Exercise goal —
Pull every line with the word "name" out of the entries below.

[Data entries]

## start

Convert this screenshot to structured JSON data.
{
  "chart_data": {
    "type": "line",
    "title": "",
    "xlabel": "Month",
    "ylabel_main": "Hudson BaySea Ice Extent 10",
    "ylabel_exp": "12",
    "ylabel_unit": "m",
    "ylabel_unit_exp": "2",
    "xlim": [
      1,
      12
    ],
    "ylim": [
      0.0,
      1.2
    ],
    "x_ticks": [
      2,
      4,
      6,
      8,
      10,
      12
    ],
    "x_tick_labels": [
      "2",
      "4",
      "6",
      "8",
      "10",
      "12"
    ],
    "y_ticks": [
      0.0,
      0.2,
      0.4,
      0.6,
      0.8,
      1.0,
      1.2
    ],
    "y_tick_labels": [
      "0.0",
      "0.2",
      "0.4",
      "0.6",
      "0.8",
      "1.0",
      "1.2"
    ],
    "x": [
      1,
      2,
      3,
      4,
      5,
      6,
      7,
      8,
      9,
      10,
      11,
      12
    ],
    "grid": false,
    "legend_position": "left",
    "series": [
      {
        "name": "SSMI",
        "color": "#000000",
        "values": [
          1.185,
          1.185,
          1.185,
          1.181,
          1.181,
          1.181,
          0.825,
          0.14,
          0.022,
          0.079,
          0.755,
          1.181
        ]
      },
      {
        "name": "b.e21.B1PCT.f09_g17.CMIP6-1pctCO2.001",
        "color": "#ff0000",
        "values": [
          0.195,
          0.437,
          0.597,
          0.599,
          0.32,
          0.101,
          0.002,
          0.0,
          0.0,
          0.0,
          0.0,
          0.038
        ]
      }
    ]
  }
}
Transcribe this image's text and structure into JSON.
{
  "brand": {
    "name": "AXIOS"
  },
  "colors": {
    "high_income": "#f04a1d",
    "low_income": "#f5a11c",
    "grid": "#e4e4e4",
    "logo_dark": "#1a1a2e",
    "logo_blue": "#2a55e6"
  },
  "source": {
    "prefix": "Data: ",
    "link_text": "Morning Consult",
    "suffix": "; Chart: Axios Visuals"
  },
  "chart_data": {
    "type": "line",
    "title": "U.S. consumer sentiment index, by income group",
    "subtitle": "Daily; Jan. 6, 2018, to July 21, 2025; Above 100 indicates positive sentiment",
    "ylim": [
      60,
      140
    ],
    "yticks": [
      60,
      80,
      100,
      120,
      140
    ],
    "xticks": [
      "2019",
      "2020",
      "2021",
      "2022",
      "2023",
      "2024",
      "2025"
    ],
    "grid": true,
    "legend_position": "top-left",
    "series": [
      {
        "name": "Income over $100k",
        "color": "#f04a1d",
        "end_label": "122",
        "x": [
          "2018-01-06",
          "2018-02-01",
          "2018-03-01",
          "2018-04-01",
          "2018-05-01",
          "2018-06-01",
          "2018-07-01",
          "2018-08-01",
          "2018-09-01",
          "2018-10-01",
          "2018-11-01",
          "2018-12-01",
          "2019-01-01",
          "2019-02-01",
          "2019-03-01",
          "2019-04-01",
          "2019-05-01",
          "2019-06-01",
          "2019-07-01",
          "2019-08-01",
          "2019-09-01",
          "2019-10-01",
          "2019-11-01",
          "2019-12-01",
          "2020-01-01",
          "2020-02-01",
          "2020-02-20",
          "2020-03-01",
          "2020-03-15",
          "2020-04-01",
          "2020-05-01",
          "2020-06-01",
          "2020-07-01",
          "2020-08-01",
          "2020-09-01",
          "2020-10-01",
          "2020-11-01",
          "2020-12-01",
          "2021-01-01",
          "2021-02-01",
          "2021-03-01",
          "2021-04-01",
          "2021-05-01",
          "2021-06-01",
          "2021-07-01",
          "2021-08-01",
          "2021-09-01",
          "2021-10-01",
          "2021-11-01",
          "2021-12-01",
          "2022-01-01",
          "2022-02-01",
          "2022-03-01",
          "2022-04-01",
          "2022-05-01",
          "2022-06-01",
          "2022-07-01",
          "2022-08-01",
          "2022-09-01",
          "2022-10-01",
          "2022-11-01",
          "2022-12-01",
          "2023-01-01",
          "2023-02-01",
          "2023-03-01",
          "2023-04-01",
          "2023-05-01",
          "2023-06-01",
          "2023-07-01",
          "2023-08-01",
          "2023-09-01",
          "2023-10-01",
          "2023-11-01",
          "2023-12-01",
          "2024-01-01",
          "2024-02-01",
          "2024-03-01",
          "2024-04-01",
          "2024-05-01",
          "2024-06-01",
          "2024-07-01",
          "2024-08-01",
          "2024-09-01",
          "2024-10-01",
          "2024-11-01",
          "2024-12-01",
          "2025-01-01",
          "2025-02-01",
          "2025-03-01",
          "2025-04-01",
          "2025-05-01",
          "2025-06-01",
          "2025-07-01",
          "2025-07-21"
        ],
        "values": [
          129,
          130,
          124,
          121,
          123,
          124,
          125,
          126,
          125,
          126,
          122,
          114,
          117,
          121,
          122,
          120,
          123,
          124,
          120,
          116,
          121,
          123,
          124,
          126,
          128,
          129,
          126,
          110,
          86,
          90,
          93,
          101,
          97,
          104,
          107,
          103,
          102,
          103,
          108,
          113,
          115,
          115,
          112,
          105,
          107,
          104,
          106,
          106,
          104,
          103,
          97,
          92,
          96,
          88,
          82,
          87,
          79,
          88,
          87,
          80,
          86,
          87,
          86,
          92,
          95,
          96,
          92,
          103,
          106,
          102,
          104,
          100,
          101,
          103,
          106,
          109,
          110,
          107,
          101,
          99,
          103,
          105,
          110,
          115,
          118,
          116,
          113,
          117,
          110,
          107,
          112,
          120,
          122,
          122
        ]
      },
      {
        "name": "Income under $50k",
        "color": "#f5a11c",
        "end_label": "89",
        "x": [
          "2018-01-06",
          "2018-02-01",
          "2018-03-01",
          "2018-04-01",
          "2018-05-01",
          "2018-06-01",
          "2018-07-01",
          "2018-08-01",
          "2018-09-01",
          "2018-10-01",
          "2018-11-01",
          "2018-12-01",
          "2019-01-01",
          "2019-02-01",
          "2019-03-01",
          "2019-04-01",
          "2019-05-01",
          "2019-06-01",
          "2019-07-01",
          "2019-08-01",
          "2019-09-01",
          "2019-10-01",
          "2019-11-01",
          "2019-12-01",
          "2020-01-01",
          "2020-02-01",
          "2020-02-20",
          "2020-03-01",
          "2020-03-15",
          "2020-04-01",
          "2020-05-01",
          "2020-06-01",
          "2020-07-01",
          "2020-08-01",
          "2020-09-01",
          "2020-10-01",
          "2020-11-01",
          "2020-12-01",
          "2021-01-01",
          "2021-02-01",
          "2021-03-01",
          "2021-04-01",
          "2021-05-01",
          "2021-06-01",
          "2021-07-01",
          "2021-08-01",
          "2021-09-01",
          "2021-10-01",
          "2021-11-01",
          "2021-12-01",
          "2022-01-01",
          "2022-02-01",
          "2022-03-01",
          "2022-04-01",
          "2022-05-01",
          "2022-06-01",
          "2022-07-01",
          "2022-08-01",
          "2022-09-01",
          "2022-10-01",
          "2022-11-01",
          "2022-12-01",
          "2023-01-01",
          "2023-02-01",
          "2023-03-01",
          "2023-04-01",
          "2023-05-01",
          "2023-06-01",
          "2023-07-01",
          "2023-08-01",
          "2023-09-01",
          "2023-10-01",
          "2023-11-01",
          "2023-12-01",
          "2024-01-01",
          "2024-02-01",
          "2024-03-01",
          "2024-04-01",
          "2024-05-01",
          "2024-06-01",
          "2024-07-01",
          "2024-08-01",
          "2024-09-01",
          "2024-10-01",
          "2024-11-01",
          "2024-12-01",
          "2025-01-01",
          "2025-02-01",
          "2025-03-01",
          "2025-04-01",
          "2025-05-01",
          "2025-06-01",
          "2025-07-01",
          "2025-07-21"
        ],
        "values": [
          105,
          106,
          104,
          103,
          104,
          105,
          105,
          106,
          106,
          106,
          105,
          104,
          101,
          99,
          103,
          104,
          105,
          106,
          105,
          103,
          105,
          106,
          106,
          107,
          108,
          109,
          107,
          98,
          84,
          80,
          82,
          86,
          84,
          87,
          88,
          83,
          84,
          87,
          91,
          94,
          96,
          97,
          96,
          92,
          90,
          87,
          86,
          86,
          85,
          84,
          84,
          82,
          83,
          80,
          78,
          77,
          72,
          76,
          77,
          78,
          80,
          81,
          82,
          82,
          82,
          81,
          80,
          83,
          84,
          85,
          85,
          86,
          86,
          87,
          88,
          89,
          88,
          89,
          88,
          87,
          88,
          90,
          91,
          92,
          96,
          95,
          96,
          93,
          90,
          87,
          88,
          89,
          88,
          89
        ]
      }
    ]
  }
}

## end

Problem solution —
        "name": "SSMI",
        "name": "b.e21.B1PCT.f09_g17.CMIP6-1pctCO2.001",
    "name": "AXIOS"
        "name": "Income over $100k",
        "name": "Income under $50k",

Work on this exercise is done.